Can you transcribe every record below exactly as it appears?
════
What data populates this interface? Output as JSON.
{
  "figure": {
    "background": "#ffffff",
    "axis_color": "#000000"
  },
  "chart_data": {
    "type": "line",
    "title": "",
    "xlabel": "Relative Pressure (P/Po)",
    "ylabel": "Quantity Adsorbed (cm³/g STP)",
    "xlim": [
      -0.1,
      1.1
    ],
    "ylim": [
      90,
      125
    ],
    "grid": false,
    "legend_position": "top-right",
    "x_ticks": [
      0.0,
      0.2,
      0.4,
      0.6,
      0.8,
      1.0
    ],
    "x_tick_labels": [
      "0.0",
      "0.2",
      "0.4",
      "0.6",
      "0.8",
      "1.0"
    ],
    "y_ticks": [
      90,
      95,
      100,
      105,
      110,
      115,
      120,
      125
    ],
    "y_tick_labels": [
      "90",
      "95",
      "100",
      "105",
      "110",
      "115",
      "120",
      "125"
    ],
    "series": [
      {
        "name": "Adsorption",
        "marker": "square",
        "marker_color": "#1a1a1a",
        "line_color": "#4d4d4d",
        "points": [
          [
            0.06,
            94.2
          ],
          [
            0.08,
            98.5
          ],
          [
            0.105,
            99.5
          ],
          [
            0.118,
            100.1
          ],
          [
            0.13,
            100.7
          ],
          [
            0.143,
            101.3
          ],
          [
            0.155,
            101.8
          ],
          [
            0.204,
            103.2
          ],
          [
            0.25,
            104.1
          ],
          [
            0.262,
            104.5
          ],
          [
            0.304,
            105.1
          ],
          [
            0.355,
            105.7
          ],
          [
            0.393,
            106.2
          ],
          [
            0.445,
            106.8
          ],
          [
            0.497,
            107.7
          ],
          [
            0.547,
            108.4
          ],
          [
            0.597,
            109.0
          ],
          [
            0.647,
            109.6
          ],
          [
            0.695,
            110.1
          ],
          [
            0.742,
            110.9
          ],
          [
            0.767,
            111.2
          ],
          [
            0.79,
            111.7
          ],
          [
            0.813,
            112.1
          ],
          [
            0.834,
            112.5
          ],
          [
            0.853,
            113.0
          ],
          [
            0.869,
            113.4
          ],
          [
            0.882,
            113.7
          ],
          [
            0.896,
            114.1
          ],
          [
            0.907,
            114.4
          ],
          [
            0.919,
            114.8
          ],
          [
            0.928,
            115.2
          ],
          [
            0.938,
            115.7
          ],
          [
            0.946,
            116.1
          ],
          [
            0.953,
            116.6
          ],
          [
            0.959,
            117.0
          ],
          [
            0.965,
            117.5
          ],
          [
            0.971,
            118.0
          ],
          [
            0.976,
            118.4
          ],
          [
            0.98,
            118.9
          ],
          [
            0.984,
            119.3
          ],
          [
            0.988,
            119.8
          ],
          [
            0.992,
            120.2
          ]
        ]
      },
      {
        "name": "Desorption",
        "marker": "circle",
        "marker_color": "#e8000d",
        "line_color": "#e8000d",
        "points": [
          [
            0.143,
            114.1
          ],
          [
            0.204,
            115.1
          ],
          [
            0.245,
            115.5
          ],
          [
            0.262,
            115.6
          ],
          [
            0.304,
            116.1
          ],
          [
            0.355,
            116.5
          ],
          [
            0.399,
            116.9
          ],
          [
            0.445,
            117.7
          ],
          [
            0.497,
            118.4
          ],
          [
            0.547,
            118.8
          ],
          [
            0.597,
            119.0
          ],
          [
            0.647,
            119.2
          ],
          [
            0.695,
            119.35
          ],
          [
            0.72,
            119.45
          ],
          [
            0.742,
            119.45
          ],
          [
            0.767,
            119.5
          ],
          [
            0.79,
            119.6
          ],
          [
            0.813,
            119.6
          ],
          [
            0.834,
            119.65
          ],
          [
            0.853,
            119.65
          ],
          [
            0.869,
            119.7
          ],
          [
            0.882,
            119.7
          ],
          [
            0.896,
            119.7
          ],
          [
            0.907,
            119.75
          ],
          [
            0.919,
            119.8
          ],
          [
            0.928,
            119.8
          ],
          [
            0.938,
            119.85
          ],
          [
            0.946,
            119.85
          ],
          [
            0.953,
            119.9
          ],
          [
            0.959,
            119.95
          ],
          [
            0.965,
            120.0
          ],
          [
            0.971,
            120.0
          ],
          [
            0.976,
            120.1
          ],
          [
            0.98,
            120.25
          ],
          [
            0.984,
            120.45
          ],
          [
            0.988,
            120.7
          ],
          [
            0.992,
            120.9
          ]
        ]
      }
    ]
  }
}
════
§ WRITTEN RESPONSE:
What data populates this interface? Output as JSON.
{
  "figure": {
    "background": "#ffffff",
    "axis_color": "#000000"
  },
  "chart_data": {
    "type": "line",
    "title": "",
    "xlabel": "Relative Pressure (P/Po)",
    "ylabel": "Quantity Adsorbed (cm³/g STP)",
    "xlim": [
      -0.1,
      1.1
    ],
    "ylim": [
      90,
      125
    ],
    "grid": false,
    "legend_position": "top-right",
    "x_ticks": [
      0.0,
      0.2,
      0.4,
      0.6,
      0.8,
      1.0
    ],
    "x_tick_labels": [
      "0.0",
      "0.2",
      "0.4",
      "0.6",
      "0.8",
      "1.0"
    ],
    "y_ticks": [
      90,
      95,
      100,
      105,
      110,
      115,
      120,
      125
    ],
    "y_tick_labels": [
      "90",
      "95",
      "100",
      "105",
      "110",
      "115",
      "120",
      "125"
    ],
    "series": [
      {
        "name": "Adsorption",
        "marker": "square",
        "marker_color": "#1a1a1a",
        "line_color": "#4d4d4d",
        "points": [
          [
            0.06,
            94.2
          ],
          [
            0.08,
            98.5
          ],
          [
            0.105,
            99.5
          ],
          [
            0.118,
            100.1
          ],
          [
            0.13,
            100.7
          ],
          [
            0.143,
            101.3
          ],
          [
            0.155,
            101.8
          ],
          [
            0.204,
            103.2
          ],
          [
            0.25,
            104.1
          ],
          [
            0.262,
            104.5
          ],
          [
            0.304,
            105.1
          ],
          [
            0.355,
            105.7
          ],
          [
            0.393,
            106.2
          ],
          [
            0.445,
            106.8
          ],
          [
            0.497,
            107.7
          ],
          [
            0.547,
            108.4
          ],
          [
            0.597,
            109.0
          ],
          [
            0.647,
            109.6
          ],
          [
            0.695,
            110.1
          ],
          [
            0.742,
            110.9
          ],
          [
            0.767,
            111.2
          ],
          [
            0.79,
            111.7
          ],
          [
            0.813,
            112.1
          ],
          [
            0.834,
            112.5
          ],
          [
            0.853,
            113.0
          ],
          [
            0.869,
            113.4
          ],
          [
            0.882,
            113.7
          ],
          [
            0.896,
            114.1
          ],
          [
            0.907,
            114.4
          ],
          [
            0.919,
            114.8
          ],
          [
            0.928,
            115.2
          ],
          [
            0.938,
            115.7
          ],
          [
            0.946,
            116.1
          ],
          [
            0.953,
            116.6
          ],
          [
            0.959,
            117.0
          ],
          [
            0.965,
            117.5
          ],
          [
            0.971,
            118.0
          ],
          [
            0.976,
            118.4
          ],
          [
            0.98,
            118.9
          ],
          [
            0.984,
            119.3
          ],
          [
            0.988,
            119.8
          ],
          [
            0.992,
            120.2
          ]
        ]
      },
      {
        "name": "Desorption",
        "marker": "circle",
        "marker_color": "#e8000d",
        "line_color": "#e8000d",
        "points": [
          [
            0.143,
            114.1
          ],
          [
            0.204,
            115.1
          ],
          [
            0.245,
            115.5
          ],
          [
            0.262,
            115.6
          ],
          [
            0.304,
            116.1
          ],
          [
            0.355,
            116.5
          ],
          [
            0.399,
            116.9
          ],
          [
            0.445,
            117.7
          ],
          [
            0.497,
            118.4
          ],
          [
            0.547,
            118.8
          ],
          [
            0.597,
            119.0
          ],
          [
            0.647,
            119.2
          ],
          [
            0.695,
            119.35
          ],
          [
            0.72,
            119.45
          ],
          [
            0.742,
            119.45
          ],
          [
            0.767,
            119.5
          ],
          [
            0.79,
            119.6
          ],
          [
            0.813,
            119.6
          ],
          [
            0.834,
            119.65
          ],
          [
            0.853,
            119.65
          ],
          [
            0.869,
            119.7
          ],
          [
            0.882,
            119.7
          ],
          [
            0.896,
            119.7
          ],
          [
            0.907,
            119.75
          ],
          [
            0.919,
            119.8
          ],
          [
            0.928,
            119.8
          ],
          [
            0.938,
            119.85
          ],
          [
            0.946,
            119.85
          ],
          [
            0.953,
            119.9
          ],
          [
            0.959,
            119.95
          ],
          [
            0.965,
            120.0
          ],
          [
            0.971,
            120.0
          ],
          [
            0.976,
            120.1
          ],
          [
            0.98,
            120.25
          ],
          [
            0.984,
            120.45
          ],
          [
            0.988,
            120.7
          ],
          [
            0.992,
            120.9
          ]
        ]
      }
    ]
  }
}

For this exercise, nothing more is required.